> OBJECTIVE: Copy the records below exactly as they are written.

================================

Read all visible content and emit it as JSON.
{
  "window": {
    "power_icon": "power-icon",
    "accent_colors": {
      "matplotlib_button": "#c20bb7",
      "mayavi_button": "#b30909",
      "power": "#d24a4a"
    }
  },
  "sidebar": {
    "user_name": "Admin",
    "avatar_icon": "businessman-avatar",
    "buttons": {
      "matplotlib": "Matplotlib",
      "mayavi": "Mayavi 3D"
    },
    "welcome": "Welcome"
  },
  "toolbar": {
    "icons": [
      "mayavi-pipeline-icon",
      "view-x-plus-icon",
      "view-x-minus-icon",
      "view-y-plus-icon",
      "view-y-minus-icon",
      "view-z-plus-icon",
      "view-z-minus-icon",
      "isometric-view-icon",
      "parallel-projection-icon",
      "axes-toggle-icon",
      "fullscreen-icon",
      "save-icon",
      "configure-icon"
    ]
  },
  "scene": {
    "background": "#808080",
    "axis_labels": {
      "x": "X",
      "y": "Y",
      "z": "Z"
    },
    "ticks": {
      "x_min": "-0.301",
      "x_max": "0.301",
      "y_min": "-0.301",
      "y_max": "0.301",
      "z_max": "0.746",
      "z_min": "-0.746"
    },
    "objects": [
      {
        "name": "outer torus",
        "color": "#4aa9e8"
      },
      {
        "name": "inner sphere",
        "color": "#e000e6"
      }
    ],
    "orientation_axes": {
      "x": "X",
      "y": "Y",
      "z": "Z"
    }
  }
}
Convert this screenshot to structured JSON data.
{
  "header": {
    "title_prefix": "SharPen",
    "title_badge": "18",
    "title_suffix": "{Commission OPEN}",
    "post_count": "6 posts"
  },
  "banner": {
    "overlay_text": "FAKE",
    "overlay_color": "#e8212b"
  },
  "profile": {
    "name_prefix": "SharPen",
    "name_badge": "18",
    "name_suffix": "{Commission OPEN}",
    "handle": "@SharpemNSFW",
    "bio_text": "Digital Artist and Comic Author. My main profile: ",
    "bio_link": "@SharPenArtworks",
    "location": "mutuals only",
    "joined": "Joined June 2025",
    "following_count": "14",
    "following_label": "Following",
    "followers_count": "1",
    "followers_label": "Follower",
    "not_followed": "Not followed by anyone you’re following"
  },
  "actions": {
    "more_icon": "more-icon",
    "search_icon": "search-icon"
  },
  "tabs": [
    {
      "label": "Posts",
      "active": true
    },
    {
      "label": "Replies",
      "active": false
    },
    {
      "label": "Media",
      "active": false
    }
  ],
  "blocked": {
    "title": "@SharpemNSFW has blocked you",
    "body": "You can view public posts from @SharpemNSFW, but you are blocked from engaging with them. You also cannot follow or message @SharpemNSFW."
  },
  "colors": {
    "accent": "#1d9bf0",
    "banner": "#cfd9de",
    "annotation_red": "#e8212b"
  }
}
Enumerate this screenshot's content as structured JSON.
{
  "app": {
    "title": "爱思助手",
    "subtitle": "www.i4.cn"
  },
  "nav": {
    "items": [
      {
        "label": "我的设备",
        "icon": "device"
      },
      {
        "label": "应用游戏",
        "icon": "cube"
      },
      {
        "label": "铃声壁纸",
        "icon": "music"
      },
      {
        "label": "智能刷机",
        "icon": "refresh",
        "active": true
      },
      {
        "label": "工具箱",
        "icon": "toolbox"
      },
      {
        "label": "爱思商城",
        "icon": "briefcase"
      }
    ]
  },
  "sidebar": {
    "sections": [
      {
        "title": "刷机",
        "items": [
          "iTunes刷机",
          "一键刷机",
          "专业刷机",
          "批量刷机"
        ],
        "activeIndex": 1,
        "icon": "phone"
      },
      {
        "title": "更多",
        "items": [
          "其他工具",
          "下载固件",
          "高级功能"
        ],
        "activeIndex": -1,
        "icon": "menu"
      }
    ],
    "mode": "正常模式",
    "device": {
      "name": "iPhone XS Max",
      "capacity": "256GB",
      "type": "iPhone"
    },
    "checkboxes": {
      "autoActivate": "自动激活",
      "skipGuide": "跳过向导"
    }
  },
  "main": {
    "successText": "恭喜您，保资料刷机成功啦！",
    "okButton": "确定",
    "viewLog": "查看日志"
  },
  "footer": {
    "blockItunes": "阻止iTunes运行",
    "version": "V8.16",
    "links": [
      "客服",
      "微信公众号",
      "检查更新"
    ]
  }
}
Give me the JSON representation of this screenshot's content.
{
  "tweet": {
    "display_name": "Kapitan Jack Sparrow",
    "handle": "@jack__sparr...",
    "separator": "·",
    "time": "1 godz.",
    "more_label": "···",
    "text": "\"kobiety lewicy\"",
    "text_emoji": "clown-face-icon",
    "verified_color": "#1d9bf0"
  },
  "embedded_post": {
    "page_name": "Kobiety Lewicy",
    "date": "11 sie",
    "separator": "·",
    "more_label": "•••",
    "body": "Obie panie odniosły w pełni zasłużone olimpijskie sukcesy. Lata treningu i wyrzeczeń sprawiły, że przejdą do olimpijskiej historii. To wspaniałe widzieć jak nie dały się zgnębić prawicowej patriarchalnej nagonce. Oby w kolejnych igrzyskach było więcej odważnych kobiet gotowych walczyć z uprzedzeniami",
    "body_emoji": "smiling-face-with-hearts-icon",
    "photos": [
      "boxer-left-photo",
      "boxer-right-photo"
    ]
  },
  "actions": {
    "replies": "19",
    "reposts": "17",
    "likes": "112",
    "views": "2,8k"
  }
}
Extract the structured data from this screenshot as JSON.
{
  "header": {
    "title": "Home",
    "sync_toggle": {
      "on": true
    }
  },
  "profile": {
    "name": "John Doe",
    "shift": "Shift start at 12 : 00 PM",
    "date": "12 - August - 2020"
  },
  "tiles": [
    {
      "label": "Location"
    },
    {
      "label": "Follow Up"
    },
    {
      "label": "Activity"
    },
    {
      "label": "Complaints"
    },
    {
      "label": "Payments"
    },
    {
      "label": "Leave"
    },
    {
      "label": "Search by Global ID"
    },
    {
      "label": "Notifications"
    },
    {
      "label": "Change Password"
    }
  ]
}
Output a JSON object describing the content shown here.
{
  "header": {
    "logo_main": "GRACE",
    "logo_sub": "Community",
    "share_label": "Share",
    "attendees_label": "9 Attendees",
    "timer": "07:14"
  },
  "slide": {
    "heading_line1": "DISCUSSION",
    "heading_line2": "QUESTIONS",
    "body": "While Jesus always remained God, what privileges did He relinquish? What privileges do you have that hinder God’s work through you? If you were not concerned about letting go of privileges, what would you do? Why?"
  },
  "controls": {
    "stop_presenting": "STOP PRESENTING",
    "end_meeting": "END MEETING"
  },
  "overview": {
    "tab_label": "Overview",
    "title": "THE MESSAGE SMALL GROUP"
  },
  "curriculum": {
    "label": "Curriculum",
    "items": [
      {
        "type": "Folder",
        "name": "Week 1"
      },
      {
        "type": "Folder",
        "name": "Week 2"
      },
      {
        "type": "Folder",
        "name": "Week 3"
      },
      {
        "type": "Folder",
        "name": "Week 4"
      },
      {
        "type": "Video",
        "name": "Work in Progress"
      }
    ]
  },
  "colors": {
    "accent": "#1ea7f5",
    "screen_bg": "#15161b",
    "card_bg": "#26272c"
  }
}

================================

> FINISHED EXERCISE:
Read all visible content and emit it as JSON.
{
  "window": {
    "power_icon": "power-icon",
    "accent_colors": {
      "matplotlib_button": "#c20bb7",
      "mayavi_button": "#b30909",
      "power": "#d24a4a"
    }
  },
  "sidebar": {
    "user_name": "Admin",
    "avatar_icon": "businessman-avatar",
    "buttons": {
      "matplotlib": "Matplotlib",
      "mayavi": "Mayavi 3D"
    },
    "welcome": "Welcome"
  },
  "toolbar": {
    "icons": [
      "mayavi-pipeline-icon",
      "view-x-plus-icon",
      "view-x-minus-icon",
      "view-y-plus-icon",
      "view-y-minus-icon",
      "view-z-plus-icon",
      "view-z-minus-icon",
      "isometric-view-icon",
      "parallel-projection-icon",
      "axes-toggle-icon",
      "fullscreen-icon",
      "save-icon",
      "configure-icon"
    ]
  },
  "scene": {
    "background": "#808080",
    "axis_labels": {
      "x": "X",
      "y": "Y",
      "z": "Z"
    },
    "ticks": {
      "x_min": "-0.301",
      "x_max": "0.301",
      "y_min": "-0.301",
      "y_max": "0.301",
      "z_max": "0.746",
      "z_min": "-0.746"
    },
    "objects": [
      {
        "name": "outer torus",
        "color": "#4aa9e8"
      },
      {
        "name": "inner sphere",
        "color": "#e000e6"
      }
    ],
    "orientation_axes": {
      "x": "X",
      "y": "Y",
      "z": "Z"
    }
  }
}
Convert this screenshot to structured JSON data.
{
  "header": {
    "title_prefix": "SharPen",
    "title_badge": "18",
    "title_suffix": "{Commission OPEN}",
    "post_count": "6 posts"
  },
  "banner": {
    "overlay_text": "FAKE",
    "overlay_color": "#e8212b"
  },
  "profile": {
    "name_prefix": "SharPen",
    "name_badge": "18",
    "name_suffix": "{Commission OPEN}",
    "handle": "@SharpemNSFW",
    "bio_text": "Digital Artist and Comic Author. My main profile: ",
    "bio_link": "@SharPenArtworks",
    "location": "mutuals only",
    "joined": "Joined June 2025",
    "following_count": "14",
    "following_label": "Following",
    "followers_count": "1",
    "followers_label": "Follower",
    "not_followed": "Not followed by anyone you’re following"
  },
  "actions": {
    "more_icon": "more-icon",
    "search_icon": "search-icon"
  },
  "tabs": [
    {
      "label": "Posts",
      "active": true
    },
    {
      "label": "Replies",
      "active": false
    },
    {
      "label": "Media",
      "active": false
    }
  ],
  "blocked": {
    "title": "@SharpemNSFW has blocked you",
    "body": "You can view public posts from @SharpemNSFW, but you are blocked from engaging with them. You also cannot follow or message @SharpemNSFW."
  },
  "colors": {
    "accent": "#1d9bf0",
    "banner": "#cfd9de",
    "annotation_red": "#e8212b"
  }
}
Enumerate this screenshot's content as structured JSON.
{
  "app": {
    "title": "爱思助手",
    "subtitle": "www.i4.cn"
  },
  "nav": {
    "items": [
      {
        "label": "我的设备",
        "icon": "device"
      },
      {
        "label": "应用游戏",
        "icon": "cube"
      },
      {
        "label": "铃声壁纸",
        "icon": "music"
      },
      {
        "label": "智能刷机",
        "icon": "refresh",
        "active": true
      },
      {
        "label": "工具箱",
        "icon": "toolbox"
      },
      {
        "label": "爱思商城",
        "icon": "briefcase"
      }
    ]
  },
  "sidebar": {
    "sections": [
      {
        "title": "刷机",
        "items": [
          "iTunes刷机",
          "一键刷机",
          "专业刷机",
          "批量刷机"
        ],
        "activeIndex": 1,
        "icon": "phone"
      },
      {
        "title": "更多",
        "items": [
          "其他工具",
          "下载固件",
          "高级功能"
        ],
        "activeIndex": -1,
        "icon": "menu"
      }
    ],
    "mode": "正常模式",
    "device": {
      "name": "iPhone XS Max",
      "capacity": "256GB",
      "type": "iPhone"
    },
    "checkboxes": {
      "autoActivate": "自动激活",
      "skipGuide": "跳过向导"
    }
  },
  "main": {
    "successText": "恭喜您，保资料刷机成功啦！",
    "okButton": "确定",
    "viewLog": "查看日志"
  },
  "footer": {
    "blockItunes": "阻止iTunes运行",
    "version": "V8.16",
    "links": [
      "客服",
      "微信公众号",
      "检查更新"
    ]
  }
}
Give me the JSON representation of this screenshot's content.
{
  "tweet": {
    "display_name": "Kapitan Jack Sparrow",
    "handle": "@jack__sparr...",
    "separator": "·",
    "time": "1 godz.",
    "more_label": "···",
    "text": "\"kobiety lewicy\"",
    "text_emoji": "clown-face-icon",
    "verified_color": "#1d9bf0"
  },
  "embedded_post": {
    "page_name": "Kobiety Lewicy",
    "date": "11 sie",
    "separator": "·",
    "more_label": "•••",
    "body": "Obie panie odniosły w pełni zasłużone olimpijskie sukcesy. Lata treningu i wyrzeczeń sprawiły, że przejdą do olimpijskiej historii. To wspaniałe widzieć jak nie dały się zgnębić prawicowej patriarchalnej nagonce. Oby w kolejnych igrzyskach było więcej odważnych kobiet gotowych walczyć z uprzedzeniami",
    "body_emoji": "smiling-face-with-hearts-icon",
    "photos": [
      "boxer-left-photo",
      "boxer-right-photo"
    ]
  },
  "actions": {
    "replies": "19",
    "reposts": "17",
    "likes": "112",
    "views": "2,8k"
  }
}
Extract the structured data from this screenshot as JSON.
{
  "header": {
    "title": "Home",
    "sync_toggle": {
      "on": true
    }
  },
  "profile": {
    "name": "John Doe",
    "shift": "Shift start at 12 : 00 PM",
    "date": "12 - August - 2020"
  },
  "tiles": [
    {
      "label": "Location"
    },
    {
      "label": "Follow Up"
    },
    {
      "label": "Activity"
    },
    {
      "label": "Complaints"
    },
    {
      "label": "Payments"
    },
    {
      "label": "Leave"
    },
    {
      "label": "Search by Global ID"
    },
    {
      "label": "Notifications"
    },
    {
      "label": "Change Password"
    }
  ]
}
Output a JSON object describing the content shown here.
{
  "header": {
    "logo_main": "GRACE",
    "logo_sub": "Community",
    "share_label": "Share",
    "attendees_label": "9 Attendees",
    "timer": "07:14"
  },
  "slide": {
    "heading_line1": "DISCUSSION",
    "heading_line2": "QUESTIONS",
    "body": "While Jesus always remained God, what privileges did He relinquish? What privileges do you have that hinder God’s work through you? If you were not concerned about letting go of privileges, what would you do? Why?"
  },
  "controls": {
    "stop_presenting": "STOP PRESENTING",
    "end_meeting": "END MEETING"
  },
  "overview": {
    "tab_label": "Overview",
    "title": "THE MESSAGE SMALL GROUP"
  },
  "curriculum": {
    "label": "Curriculum",
    "items": [
      {
        "type": "Folder",
        "name": "Week 1"
      },
      {
        "type": "Folder",
        "name": "Week 2"
      },
      {
        "type": "Folder",
        "name": "Week 3"
      },
      {
        "type": "Folder",
        "name": "Week 4"
      },
      {
        "type": "Video",
        "name": "Work in Progress"
      }
    ]
  },
  "colors": {
    "accent": "#1ea7f5",
    "screen_bg": "#15161b",
    "card_bg": "#26272c"
  }
}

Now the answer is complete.